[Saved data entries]
---+---
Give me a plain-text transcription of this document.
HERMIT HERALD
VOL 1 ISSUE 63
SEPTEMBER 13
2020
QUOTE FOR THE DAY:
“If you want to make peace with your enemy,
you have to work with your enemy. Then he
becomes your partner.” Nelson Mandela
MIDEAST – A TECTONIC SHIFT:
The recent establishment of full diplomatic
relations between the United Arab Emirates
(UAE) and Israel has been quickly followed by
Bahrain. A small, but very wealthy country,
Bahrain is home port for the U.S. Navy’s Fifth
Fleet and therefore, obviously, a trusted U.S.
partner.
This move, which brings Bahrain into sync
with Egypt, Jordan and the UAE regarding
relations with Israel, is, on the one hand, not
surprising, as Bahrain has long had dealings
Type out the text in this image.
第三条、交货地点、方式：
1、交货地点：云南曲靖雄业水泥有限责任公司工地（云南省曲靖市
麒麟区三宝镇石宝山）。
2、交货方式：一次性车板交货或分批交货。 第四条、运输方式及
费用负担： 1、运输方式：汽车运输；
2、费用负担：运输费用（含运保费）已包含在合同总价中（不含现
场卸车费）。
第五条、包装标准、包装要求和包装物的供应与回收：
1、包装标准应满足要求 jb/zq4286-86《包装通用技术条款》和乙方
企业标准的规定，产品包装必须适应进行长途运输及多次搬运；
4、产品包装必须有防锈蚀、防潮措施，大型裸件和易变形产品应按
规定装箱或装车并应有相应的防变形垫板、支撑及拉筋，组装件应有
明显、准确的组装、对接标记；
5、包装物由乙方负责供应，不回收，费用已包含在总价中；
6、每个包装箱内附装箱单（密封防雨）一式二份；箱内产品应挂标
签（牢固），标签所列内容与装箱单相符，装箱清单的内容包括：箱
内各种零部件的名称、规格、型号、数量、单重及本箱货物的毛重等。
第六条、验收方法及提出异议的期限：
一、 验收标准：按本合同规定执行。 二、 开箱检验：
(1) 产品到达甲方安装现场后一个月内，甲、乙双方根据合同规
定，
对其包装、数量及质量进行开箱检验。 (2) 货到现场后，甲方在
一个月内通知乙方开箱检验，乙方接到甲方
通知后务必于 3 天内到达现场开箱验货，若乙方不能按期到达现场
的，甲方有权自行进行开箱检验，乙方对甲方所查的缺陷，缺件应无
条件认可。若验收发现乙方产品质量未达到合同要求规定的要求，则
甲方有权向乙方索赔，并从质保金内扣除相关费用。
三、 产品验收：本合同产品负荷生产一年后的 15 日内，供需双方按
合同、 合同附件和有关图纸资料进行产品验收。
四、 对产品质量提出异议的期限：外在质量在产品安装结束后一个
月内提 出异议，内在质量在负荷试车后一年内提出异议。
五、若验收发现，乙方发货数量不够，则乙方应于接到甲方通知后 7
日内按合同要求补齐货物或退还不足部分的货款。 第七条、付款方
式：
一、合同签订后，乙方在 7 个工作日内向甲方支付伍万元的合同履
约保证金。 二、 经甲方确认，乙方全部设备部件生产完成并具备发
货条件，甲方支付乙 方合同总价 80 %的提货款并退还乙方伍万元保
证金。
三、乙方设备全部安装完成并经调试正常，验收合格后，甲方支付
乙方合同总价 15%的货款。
---+---
THE REQUEST
Your task is to print the whole listing again exactly.

CORRECT ANSWER
Give me a plain-text transcription of this document.
HERMIT HERALD
VOL 1 ISSUE 63
SEPTEMBER 13
2020
QUOTE FOR THE DAY:
“If you want to make peace with your enemy,
you have to work with your enemy. Then he
becomes your partner.” Nelson Mandela
MIDEAST – A TECTONIC SHIFT:
The recent establishment of full diplomatic
relations between the United Arab Emirates
(UAE) and Israel has been quickly followed by
Bahrain. A small, but very wealthy country,
Bahrain is home port for the U.S. Navy’s Fifth
Fleet and therefore, obviously, a trusted U.S.
partner.
This move, which brings Bahrain into sync
with Egypt, Jordan and the UAE regarding
relations with Israel, is, on the one hand, not
surprising, as Bahrain has long had dealings
Type out the text in this image.
第三条、交货地点、方式：
1、交货地点：云南曲靖雄业水泥有限责任公司工地（云南省曲靖市
麒麟区三宝镇石宝山）。
2、交货方式：一次性车板交货或分批交货。 第四条、运输方式及
费用负担： 1、运输方式：汽车运输；
2、费用负担：运输费用（含运保费）已包含在合同总价中（不含现
场卸车费）。
第五条、包装标准、包装要求和包装物的供应与回收：
1、包装标准应满足要求 jb/zq4286-86《包装通用技术条款》和乙方
企业标准的规定，产品包装必须适应进行长途运输及多次搬运；
4、产品包装必须有防锈蚀、防潮措施，大型裸件和易变形产品应按
规定装箱或装车并应有相应的防变形垫板、支撑及拉筋，组装件应有
明显、准确的组装、对接标记；
5、包装物由乙方负责供应，不回收，费用已包含在总价中；
6、每个包装箱内附装箱单（密封防雨）一式二份；箱内产品应挂标
签（牢固），标签所列内容与装箱单相符，装箱清单的内容包括：箱
内各种零部件的名称、规格、型号、数量、单重及本箱货物的毛重等。
第六条、验收方法及提出异议的期限：
一、 验收标准：按本合同规定执行。 二、 开箱检验：
(1) 产品到达甲方安装现场后一个月内，甲、乙双方根据合同规
定，
对其包装、数量及质量进行开箱检验。 (2) 货到现场后，甲方在
一个月内通知乙方开箱检验，乙方接到甲方
通知后务必于 3 天内到达现场开箱验货，若乙方不能按期到达现场
的，甲方有权自行进行开箱检验，乙方对甲方所查的缺陷，缺件应无
条件认可。若验收发现乙方产品质量未达到合同要求规定的要求，则
甲方有权向乙方索赔，并从质保金内扣除相关费用。
三、 产品验收：本合同产品负荷生产一年后的 15 日内，供需双方按
合同、 合同附件和有关图纸资料进行产品验收。
四、 对产品质量提出异议的期限：外在质量在产品安装结束后一个
月内提 出异议，内在质量在负荷试车后一年内提出异议。
五、若验收发现，乙方发货数量不够，则乙方应于接到甲方通知后 7
日内按合同要求补齐货物或退还不足部分的货款。 第七条、付款方
式：
一、合同签订后，乙方在 7 个工作日内向甲方支付伍万元的合同履
约保证金。 二、 经甲方确认，乙方全部设备部件生产完成并具备发
货条件，甲方支付乙 方合同总价 80 %的提货款并退还乙方伍万元保
证金。
三、乙方设备全部安装完成并经调试正常，验收合格后，甲方支付
乙方合同总价 15%的货款。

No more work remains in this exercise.